EXERCISE TASK =>
Identify all lines in the data containing the string "Drain". Copy them out.

SUPPLIED MATERIAL =>
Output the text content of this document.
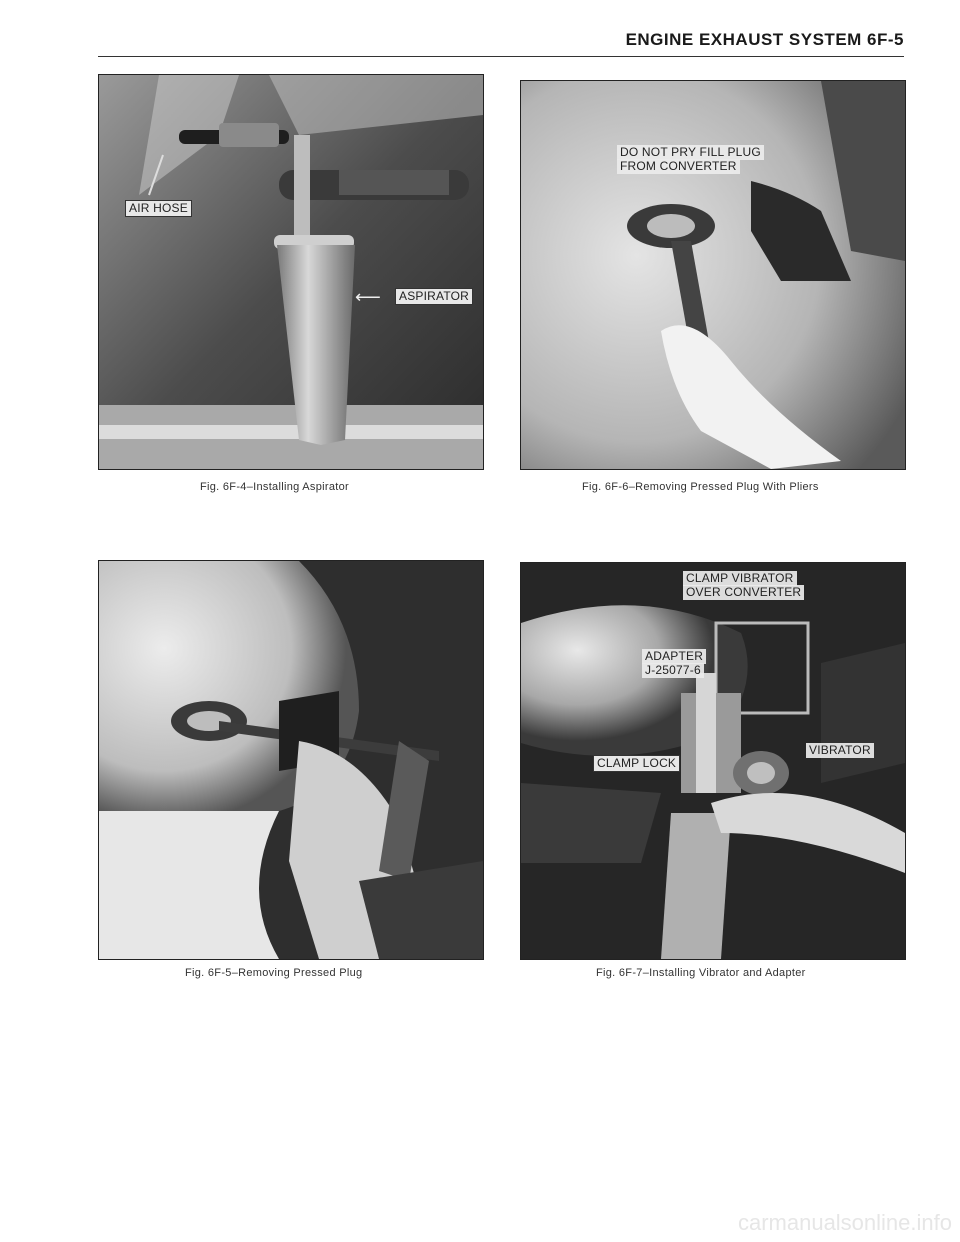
ENGINE EXHAUST SYSTEM 6F-5
AIR HOSE
ASPIRATOR
⟵
Fig. 6F-4–Installing Aspirator
DO NOT PRY FILL PLUG
FROM CONVERTER
Fig. 6F-6–Removing Pressed Plug With Pliers
Fig. 6F-5–Removing Pressed Plug
CLAMP VIBRATOR
OVER CONVERTER
ADAPTER
J-25077-6
CLAMP LOCK
VIBRATOR
Fig. 6F-7–Installing Vibrator and Adapter
carmanualsonline.info
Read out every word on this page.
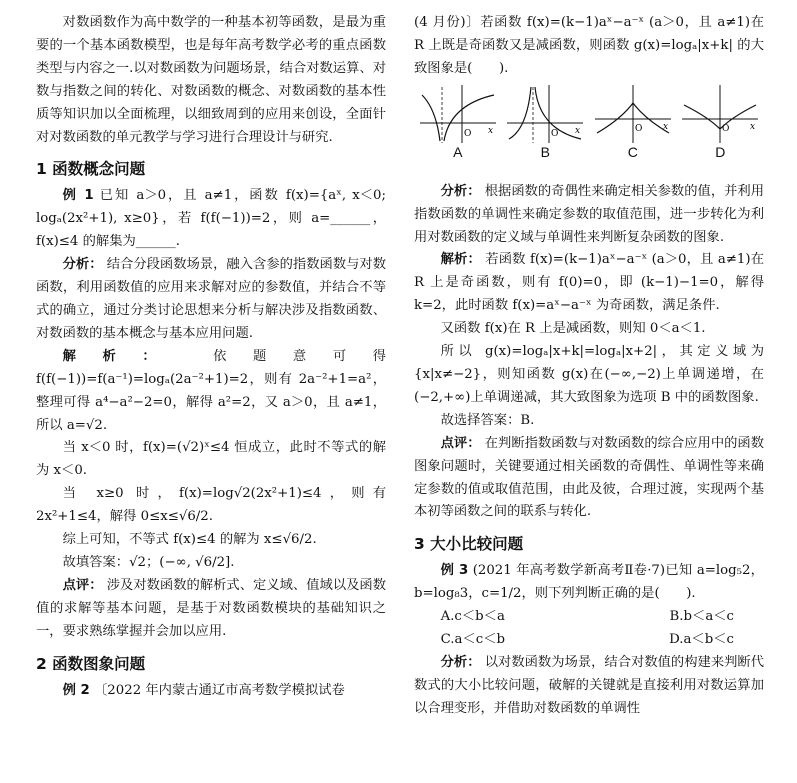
对数函数作为高中数学的一种基本初等函数，是最为重要的一个基本函数模型，也是每年高考数学必考的重点函数类型与内容之一.以对数函数为问题场景，结合对数运算、对数与指数之间的转化、对数函数的概念、对数函数的基本性质等知识加以全面梳理，以细致周到的应用来创设，全面针对对数函数的单元教学与学习进行合理设计与研究.

1 函数概念问题

例 1 已知 a＞0，且 a≠1，函数 f(x)={aˣ, x＜0; logₐ(2x²+1), x≥0}，若 f(f(−1))=2，则 a=______，f(x)≤4 的解集为______.

分析： 结合分段函数场景，融入含参的指数函数与对数函数，利用函数值的应用来求解对应的参数值，并结合不等式的确立，通过分类讨论思想来分析与解决涉及指数函数、对数函数的基本概念与基本应用问题.

解析： 依题意可得 f(f(−1))=f(a⁻¹)=logₐ(2a⁻²+1)=2，则有 2a⁻²+1=a²，整理可得 a⁴−a²−2=0，解得 a²=2，又 a＞0，且 a≠1，所以 a=√2.

当 x＜0 时，f(x)=(√2)ˣ≤4 恒成立，此时不等式的解为 x＜0.

当 x≥0 时，f(x)=log√2(2x²+1)≤4，则有 2x²+1≤4，解得 0≤x≤√6/2.

综上可知，不等式 f(x)≤4 的解为 x≤√6/2.

故填答案：√2；(−∞, √6/2].

点评： 涉及对数函数的解析式、定义域、值域以及函数值的求解等基本问题，是基于对数函数模块的基础知识之一，要求熟练掌握并会加以应用.

2 函数图象问题

例 2 〔2022 年内蒙古通辽市高考数学模拟试卷

(4 月份)〕若函数 f(x)=(k−1)aˣ−a⁻ˣ (a＞0，且 a≠1)在 R 上既是奇函数又是减函数，则函数 g(x)=logₐ|x+k| 的大致图象是(　　).

O x
A
O x
B
O x
C
O x
D

分析： 根据函数的奇偶性来确定相关参数的值，并利用指数函数的单调性来确定参数的取值范围，进一步转化为利用对数函数的定义域与单调性来判断复杂函数的图象.

解析： 若函数 f(x)=(k−1)aˣ−a⁻ˣ (a＞0，且 a≠1)在 R 上是奇函数，则有 f(0)=0，即 (k−1)−1=0，解得 k=2，此时函数 f(x)=aˣ−a⁻ˣ 为奇函数，满足条件.

又函数 f(x)在 R 上是减函数，则知 0＜a＜1.

所以 g(x)=logₐ|x+k|=logₐ|x+2|，其定义域为{x|x≠−2}，则知函数 g(x)在(−∞,−2)上单调递增，在(−2,+∞)上单调递减，其大致图象为选项 B 中的函数图象.

故选择答案：B.

点评： 在判断指数函数与对数函数的综合应用中的函数图象问题时，关键要通过相关函数的奇偶性、单调性等来确定参数的值或取值范围，由此及彼，合理过渡，实现两个基本初等函数之间的联系与转化.

3 大小比较问题

例 3 (2021 年高考数学新高考Ⅱ卷·7)已知 a=log₅2，b=log₈3，c=1/2，则下列判断正确的是(　　).

A.c＜b＜a	B.b＜a＜c
C.a＜c＜b	D.a＜b＜c

分析： 以对数函数为场景，结合对数值的构建来判断代数式的大小比较问题，破解的关键就是直接利用对数运算加以合理变形，并借助对数函数的单调性
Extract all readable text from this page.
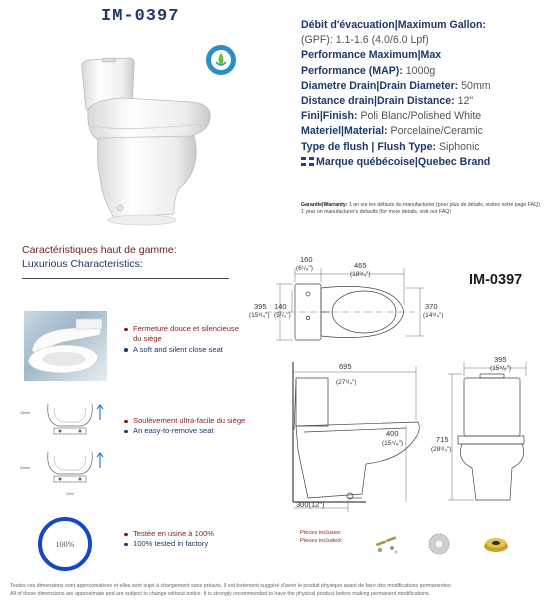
IM-0397	Débit d'évacuation|Maximum Gallon:
(GPF): 1.1-1.6 (4.0/6.0 Lpf)
Performance Maximum|Max
Performance (MAP): 1000g
Diametre Drain|Drain Diameter: 50mm
Distance drain|Drain Distance: 12"
Fini|Finish: Poli Blanc/Polished White
Materiel|Material: Porcelaine/Ceramic
Type de flush | Flush Type: Siphonic
Marque québécoise|Quebec Brand
Garantie|Warranty: 1 an sur les défauts du manufacturier (pour plus de détails, visitez notre page FAQ)
1 year on manufacturer's defaults (for more details, visit our FAQ)
Caractéristiques haut de gamme:
Luxurious Characteristics:
Fermeture douce et silencieuse du siège
A soft and silent close seat
15mm
24mm
12ml
Soulèvement ultra-facile du siège
An easy-to-remove seat
100%
Testée en usine à 100%
100% tested in factory
IM-0397
160
(6¹/₈")	465
(18³/₄")
395
(15³/₄")
140
(5¹/₂")
370
(14³/₄")
695
(27³/₄")
400
(15⁵/₈")
300(12")
395
(15⁵/₈")
715
(28³/₄")
Pièces incluses:
Pieces included:
Toutes ces dimensions sont approximatives et elles sont sujet à changement sans préavis. Il est fortement suggéré d'avoir le produit physique avant de faire des modifications permanentes.
All of those dimensions are approximate and are subject to change without notice. It is strongly recommended to have the physical product before making permanent modifications.
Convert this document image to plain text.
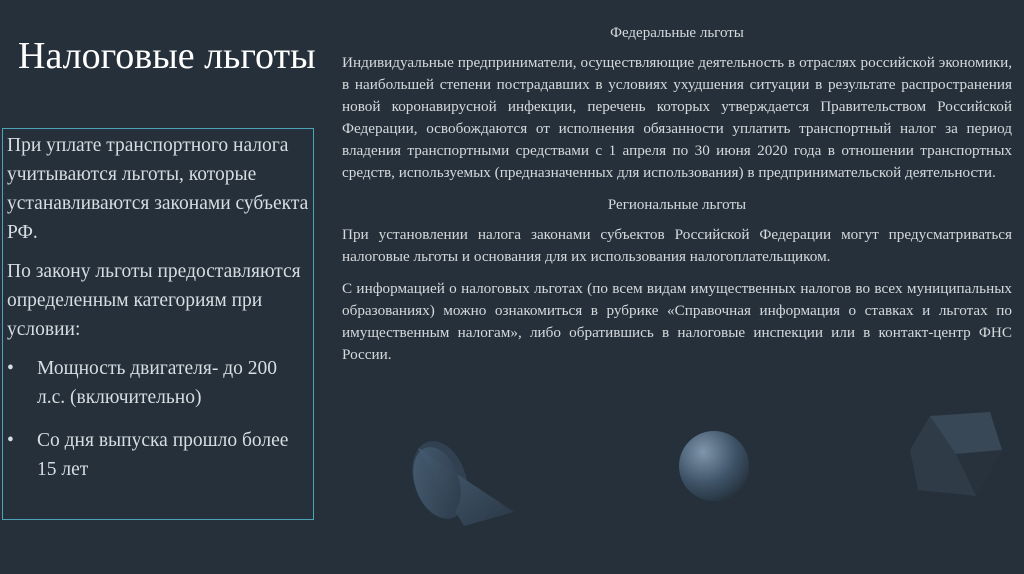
Налоговые льготы

При уплате транспортного налога учитываются льготы, которые устанавливаются законами субъекта РФ.

По закону льготы предоставляются определенным категориям при условии:

• Мощность двигателя- до 200 л.с. (включительно)
• Со дня выпуска прошло более 15 лет
Федеральные льготы

Индивидуальные предприниматели, осуществляющие деятельность в отраслях российской экономики, в наибольшей степени пострадавших в условиях ухудшения ситуации в результате распространения новой коронавирусной инфекции, перечень которых утверждается Правительством Российской Федерации, освобождаются от исполнения обязанности уплатить транспортный налог за период владения транспортными средствами с 1 апреля по 30 июня 2020 года в отношении транспортных средств, используемых (предназначенных для использования) в предпринимательской деятельности.

Региональные льготы

При установлении налога законами субъектов Российской Федерации могут предусматриваться налоговые льготы и основания для их использования налогоплательщиком.

С информацией о налоговых льготах (по всем видам имущественных налогов во всех муниципальных образованиях) можно ознакомиться в рубрике «Справочная информация о ставках и льготах по имущественным налогам», либо обратившись в налоговые инспекции или в контакт-центр ФНС России.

ANSWER TO THIS TASK =>
Diametre Drain|Drain Diameter: 50mm
Distance drain|Drain Distance: 12"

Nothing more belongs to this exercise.